» **Task instructions**
Extract all lines that hold the string "ylabel".

=== Material shown ===

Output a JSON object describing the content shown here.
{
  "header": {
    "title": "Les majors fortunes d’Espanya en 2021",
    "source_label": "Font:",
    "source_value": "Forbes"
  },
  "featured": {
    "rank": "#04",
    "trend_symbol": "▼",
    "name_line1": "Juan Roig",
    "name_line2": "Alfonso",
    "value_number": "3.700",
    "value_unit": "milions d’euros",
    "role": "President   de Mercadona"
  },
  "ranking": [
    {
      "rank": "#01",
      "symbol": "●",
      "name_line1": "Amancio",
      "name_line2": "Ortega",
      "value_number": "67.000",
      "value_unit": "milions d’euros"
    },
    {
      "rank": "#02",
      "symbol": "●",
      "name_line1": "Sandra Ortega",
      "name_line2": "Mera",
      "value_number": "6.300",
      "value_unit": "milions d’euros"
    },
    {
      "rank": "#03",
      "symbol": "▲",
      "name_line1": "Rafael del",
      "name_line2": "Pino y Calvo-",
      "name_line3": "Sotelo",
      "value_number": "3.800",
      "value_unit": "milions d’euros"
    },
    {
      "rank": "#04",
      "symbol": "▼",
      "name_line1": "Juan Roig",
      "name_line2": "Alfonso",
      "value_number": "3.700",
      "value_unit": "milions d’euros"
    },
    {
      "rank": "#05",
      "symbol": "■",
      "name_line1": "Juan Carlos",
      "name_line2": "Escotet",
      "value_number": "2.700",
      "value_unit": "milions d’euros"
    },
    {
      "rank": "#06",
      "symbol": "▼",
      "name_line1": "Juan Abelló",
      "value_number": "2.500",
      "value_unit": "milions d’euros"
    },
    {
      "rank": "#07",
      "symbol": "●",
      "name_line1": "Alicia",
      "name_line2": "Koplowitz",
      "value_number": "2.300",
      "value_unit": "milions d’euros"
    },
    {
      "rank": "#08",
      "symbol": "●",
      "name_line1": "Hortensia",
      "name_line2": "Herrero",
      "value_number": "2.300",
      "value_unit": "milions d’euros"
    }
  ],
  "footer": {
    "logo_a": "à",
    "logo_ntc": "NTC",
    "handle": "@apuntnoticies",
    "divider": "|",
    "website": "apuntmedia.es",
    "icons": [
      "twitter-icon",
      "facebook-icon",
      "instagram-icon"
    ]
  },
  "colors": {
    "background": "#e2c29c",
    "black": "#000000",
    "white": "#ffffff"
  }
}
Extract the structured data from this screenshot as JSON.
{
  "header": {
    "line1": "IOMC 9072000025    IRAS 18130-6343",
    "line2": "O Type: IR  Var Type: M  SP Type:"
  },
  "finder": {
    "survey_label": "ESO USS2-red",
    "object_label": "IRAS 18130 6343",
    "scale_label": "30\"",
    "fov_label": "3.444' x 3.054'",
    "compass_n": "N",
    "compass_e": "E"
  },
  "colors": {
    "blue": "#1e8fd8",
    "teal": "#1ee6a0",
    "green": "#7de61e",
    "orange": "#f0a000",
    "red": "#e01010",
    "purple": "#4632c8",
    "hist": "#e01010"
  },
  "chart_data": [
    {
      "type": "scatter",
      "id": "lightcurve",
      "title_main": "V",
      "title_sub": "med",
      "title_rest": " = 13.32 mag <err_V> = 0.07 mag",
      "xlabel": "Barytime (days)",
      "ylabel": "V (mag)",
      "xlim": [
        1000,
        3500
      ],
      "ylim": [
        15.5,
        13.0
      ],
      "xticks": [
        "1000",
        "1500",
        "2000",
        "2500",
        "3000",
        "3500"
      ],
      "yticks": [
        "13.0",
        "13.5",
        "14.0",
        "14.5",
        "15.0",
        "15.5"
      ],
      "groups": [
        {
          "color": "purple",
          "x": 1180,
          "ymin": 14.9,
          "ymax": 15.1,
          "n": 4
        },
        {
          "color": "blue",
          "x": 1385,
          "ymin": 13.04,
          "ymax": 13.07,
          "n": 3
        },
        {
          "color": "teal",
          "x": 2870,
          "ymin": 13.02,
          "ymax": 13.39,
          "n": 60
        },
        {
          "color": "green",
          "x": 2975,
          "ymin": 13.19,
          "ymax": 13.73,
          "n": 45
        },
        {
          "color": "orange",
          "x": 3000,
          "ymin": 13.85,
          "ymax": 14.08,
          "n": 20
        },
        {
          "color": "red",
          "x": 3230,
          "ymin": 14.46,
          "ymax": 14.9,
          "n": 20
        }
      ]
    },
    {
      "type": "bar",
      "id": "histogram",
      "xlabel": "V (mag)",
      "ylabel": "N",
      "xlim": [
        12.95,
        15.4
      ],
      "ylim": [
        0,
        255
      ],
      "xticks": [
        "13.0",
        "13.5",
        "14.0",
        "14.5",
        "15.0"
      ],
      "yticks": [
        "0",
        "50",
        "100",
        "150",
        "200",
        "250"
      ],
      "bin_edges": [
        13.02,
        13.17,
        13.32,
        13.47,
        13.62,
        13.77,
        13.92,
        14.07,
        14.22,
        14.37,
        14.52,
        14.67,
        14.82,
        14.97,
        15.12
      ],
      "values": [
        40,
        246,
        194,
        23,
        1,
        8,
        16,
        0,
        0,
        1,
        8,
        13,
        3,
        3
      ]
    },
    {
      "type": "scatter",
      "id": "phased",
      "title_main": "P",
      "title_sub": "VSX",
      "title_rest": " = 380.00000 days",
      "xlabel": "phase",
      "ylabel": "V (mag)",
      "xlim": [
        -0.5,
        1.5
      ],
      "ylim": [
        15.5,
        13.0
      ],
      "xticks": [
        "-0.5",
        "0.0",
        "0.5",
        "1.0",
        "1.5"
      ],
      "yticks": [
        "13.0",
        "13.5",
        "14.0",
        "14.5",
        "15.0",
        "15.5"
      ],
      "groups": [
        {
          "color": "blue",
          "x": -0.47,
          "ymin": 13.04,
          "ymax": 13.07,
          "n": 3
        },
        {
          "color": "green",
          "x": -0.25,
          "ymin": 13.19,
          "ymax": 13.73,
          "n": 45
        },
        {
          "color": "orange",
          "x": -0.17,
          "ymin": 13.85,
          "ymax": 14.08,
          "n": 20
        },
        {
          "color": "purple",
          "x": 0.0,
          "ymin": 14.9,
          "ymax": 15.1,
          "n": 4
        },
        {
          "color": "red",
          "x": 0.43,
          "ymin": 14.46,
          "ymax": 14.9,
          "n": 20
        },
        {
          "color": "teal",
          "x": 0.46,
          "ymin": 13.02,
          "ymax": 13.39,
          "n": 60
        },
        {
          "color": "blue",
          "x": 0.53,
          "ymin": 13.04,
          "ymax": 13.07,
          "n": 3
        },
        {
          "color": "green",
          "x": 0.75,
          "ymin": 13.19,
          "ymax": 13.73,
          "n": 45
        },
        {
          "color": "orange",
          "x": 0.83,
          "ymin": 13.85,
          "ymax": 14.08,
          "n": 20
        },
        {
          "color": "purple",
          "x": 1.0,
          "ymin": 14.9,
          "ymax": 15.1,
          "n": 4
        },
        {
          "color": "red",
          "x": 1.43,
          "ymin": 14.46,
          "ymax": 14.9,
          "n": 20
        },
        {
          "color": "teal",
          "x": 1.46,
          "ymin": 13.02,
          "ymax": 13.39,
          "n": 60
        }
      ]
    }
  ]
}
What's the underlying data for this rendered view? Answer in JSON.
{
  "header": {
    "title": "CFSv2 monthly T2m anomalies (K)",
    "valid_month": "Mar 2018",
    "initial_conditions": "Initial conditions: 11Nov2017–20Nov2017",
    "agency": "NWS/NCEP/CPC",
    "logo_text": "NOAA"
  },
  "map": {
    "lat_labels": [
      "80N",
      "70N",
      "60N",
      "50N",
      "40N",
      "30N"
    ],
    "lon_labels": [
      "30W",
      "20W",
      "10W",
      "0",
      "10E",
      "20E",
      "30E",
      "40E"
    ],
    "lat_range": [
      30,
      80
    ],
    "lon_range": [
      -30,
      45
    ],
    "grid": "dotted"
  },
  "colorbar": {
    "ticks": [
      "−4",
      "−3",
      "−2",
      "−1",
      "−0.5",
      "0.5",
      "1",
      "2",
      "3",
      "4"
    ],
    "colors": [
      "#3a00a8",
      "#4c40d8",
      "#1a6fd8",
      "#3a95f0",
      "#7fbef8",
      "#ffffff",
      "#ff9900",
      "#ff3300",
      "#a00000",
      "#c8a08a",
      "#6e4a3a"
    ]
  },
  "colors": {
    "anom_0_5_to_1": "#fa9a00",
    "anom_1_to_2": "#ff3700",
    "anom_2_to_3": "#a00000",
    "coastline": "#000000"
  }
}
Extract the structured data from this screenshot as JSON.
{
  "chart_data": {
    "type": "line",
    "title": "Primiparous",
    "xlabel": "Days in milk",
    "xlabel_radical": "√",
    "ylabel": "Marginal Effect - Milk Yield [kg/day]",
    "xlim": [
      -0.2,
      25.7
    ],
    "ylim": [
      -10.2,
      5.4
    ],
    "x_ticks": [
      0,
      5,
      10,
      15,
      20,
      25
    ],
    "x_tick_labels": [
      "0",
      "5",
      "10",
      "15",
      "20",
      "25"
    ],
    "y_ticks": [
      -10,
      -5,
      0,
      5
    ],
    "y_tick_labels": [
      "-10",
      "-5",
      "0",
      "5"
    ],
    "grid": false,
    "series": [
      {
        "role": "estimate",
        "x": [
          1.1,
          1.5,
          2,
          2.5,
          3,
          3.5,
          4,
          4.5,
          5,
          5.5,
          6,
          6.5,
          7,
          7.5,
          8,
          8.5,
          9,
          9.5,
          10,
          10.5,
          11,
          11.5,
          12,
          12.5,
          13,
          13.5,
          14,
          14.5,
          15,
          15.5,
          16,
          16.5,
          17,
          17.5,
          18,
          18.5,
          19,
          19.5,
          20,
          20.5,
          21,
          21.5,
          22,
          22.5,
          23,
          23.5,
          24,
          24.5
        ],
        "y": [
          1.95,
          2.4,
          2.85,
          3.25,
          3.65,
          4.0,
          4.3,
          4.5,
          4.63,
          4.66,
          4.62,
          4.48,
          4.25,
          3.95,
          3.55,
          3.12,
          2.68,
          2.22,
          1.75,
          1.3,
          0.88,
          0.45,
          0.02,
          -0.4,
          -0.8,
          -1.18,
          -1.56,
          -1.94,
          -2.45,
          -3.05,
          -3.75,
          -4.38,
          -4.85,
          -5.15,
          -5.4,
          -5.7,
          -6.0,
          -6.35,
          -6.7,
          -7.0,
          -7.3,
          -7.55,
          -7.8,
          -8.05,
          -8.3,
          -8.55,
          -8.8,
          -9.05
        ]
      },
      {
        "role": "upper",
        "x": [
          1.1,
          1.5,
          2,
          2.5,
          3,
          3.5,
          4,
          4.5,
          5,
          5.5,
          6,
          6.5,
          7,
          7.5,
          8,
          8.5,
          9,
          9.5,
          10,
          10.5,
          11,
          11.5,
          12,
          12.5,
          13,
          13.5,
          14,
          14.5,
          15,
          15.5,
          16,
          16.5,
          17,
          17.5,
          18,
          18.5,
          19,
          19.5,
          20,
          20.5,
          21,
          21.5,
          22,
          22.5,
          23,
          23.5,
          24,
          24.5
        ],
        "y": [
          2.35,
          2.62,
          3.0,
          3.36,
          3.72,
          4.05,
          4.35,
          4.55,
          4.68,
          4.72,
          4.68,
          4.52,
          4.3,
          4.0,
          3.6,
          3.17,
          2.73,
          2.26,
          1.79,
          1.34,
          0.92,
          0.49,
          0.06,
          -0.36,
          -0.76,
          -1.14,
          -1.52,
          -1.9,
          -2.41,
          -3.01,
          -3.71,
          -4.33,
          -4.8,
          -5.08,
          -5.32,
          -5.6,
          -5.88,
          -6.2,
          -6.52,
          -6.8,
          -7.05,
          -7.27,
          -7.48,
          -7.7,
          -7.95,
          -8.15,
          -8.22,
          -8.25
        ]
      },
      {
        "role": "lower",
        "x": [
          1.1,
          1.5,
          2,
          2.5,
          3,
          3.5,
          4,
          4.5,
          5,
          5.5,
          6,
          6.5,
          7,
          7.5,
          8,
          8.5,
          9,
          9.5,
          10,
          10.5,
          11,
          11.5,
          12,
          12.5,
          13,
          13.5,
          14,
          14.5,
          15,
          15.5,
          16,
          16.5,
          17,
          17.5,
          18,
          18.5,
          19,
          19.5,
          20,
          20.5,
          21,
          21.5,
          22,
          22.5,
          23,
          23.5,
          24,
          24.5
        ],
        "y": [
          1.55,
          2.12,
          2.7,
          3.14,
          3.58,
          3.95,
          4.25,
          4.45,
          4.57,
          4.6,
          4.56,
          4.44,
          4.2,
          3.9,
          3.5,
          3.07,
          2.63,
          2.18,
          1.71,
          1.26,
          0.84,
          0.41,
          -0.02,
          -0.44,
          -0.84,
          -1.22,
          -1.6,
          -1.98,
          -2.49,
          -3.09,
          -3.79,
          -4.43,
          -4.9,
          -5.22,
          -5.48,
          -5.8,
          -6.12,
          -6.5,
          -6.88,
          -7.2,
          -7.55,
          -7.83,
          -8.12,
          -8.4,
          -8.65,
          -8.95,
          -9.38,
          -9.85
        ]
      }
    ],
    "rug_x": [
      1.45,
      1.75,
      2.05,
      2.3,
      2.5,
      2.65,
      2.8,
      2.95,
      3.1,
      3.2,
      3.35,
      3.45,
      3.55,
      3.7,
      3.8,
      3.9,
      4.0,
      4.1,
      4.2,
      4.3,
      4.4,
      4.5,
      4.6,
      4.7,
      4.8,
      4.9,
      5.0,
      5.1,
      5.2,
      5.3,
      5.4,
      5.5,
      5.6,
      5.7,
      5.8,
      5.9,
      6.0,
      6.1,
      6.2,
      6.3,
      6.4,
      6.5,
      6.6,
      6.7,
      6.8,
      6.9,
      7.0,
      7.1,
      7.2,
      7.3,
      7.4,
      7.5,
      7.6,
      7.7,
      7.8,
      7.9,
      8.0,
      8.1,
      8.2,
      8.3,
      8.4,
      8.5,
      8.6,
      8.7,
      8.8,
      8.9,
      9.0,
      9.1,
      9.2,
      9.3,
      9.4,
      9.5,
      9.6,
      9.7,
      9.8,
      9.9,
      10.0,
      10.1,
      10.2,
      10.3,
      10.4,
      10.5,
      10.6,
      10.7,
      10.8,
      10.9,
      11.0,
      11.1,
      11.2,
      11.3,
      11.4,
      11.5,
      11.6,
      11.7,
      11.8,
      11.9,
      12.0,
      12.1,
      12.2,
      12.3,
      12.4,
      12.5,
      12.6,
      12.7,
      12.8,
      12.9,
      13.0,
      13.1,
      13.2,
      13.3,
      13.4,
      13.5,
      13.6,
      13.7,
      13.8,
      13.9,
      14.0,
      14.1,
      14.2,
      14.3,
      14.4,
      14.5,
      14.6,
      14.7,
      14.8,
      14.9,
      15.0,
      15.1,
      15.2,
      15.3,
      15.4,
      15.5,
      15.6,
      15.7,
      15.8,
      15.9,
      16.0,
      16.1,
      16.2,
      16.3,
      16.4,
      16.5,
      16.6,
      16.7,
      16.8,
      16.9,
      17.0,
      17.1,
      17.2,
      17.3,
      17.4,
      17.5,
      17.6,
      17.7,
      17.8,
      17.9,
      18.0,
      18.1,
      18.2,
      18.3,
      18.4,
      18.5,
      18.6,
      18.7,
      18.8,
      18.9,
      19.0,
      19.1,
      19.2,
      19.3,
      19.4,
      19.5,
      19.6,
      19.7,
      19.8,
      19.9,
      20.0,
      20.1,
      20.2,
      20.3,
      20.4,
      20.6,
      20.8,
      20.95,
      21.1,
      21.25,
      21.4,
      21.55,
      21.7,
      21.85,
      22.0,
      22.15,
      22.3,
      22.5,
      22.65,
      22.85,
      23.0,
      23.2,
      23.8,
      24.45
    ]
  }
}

===

» **Exercise result**
      "ylabel": "V (mag)",
      "ylabel": "N",
      "ylabel": "V (mag)",
    "ylabel": "Marginal Effect - Milk Yield [kg/day]",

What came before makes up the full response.